+++ Data in this exercise +++
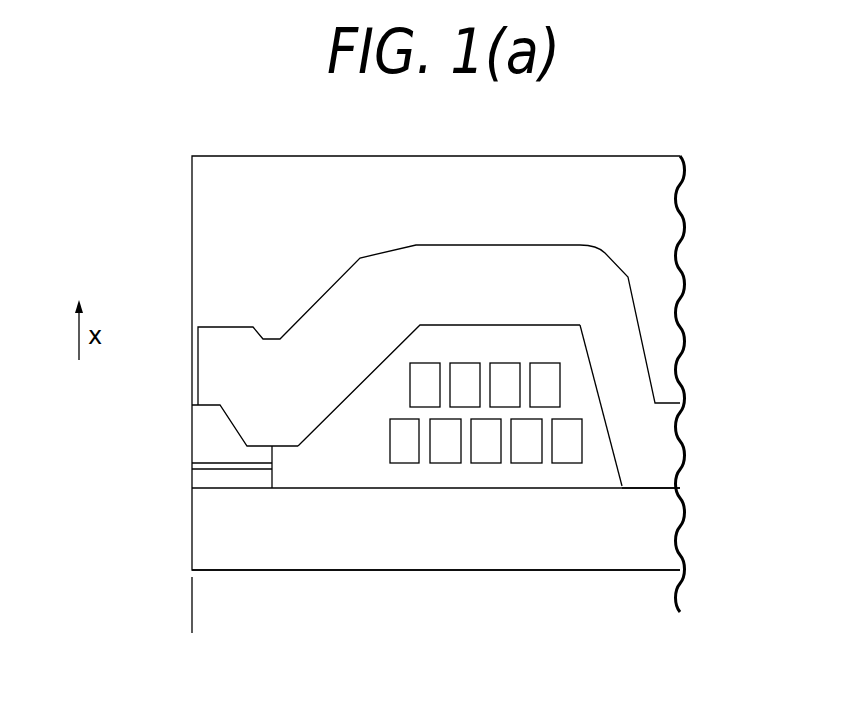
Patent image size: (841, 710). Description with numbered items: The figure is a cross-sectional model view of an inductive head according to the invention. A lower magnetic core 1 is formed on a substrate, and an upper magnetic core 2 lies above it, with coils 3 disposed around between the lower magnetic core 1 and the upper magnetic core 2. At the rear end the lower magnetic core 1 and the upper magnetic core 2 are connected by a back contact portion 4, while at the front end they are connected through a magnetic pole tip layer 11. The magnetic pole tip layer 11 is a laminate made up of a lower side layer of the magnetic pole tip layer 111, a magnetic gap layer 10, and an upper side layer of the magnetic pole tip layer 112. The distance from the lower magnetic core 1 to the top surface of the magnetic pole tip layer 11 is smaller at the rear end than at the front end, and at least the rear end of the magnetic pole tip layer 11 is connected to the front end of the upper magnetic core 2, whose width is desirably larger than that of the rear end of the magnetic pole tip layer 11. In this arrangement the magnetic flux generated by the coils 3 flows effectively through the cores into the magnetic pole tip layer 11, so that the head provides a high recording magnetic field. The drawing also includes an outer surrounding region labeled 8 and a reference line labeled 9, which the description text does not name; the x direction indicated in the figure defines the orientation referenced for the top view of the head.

The lower magnetic core 1 is at (465, 558).
The upper magnetic core 2 is at (450, 258).
The coils 3 is at (407, 354).
The back contact portion 4 is at (637, 488).
The protective overcoat layer 8 is at (203, 245).
The air bearing surface 9 is at (193, 600).
The magnetic gap layer 10 is at (193, 468).
The magnetic pole tip layer 11 is at (98, 503).
The lower side layer of the magnetic pole tip layer 111 is at (193, 482).
The upper side layer of the magnetic pole tip layer 112 is at (203, 438).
+++
Task directions: Reproduce verbatim the data from its beginning up to and including the line containing "The lower side", omitting the pictures.

Solution for this exercise:
Patent image size: (841, 710). Description with numbered items: The figure is a cross-sectional model view of an inductive head according to the invention. A lower magnetic core 1 is formed on a substrate, and an upper magnetic core 2 lies above it, with coils 3 disposed around between the lower magnetic core 1 and the upper magnetic core 2. At the rear end the lower magnetic core 1 and the upper magnetic core 2 are connected by a back contact portion 4, while at the front end they are connected through a magnetic pole tip layer 11. The magnetic pole tip layer 11 is a laminate made up of a lower side layer of the magnetic pole tip layer 111, a magnetic gap layer 10, and an upper side layer of the magnetic pole tip layer 112. The distance from the lower magnetic core 1 to the top surface of the magnetic pole tip layer 11 is smaller at the rear end than at the front end, and at least the rear end of the magnetic pole tip layer 11 is connected to the front end of the upper magnetic core 2, whose width is desirably larger than that of the rear end of the magnetic pole tip layer 11. In this arrangement the magnetic flux generated by the coils 3 flows effectively through the cores into the magnetic pole tip layer 11, so that the head provides a high recording magnetic field. The drawing also includes an outer surrounding region labeled 8 and a reference line labeled 9, which the description text does not name; the x direction indicated in the figure defines the orientation referenced for the top view of the head.

The lower magnetic core 1 is at (465, 558).
The upper magnetic core 2 is at (450, 258).
The coils 3 is at (407, 354).
The back contact portion 4 is at (637, 488).
The protective overcoat layer 8 is at (203, 245).
The air bearing surface 9 is at (193, 600).
The magnetic gap layer 10 is at (193, 468).
The magnetic pole tip layer 11 is at (98, 503).
The lower side layer of the magnetic pole tip layer 111 is at (193, 482).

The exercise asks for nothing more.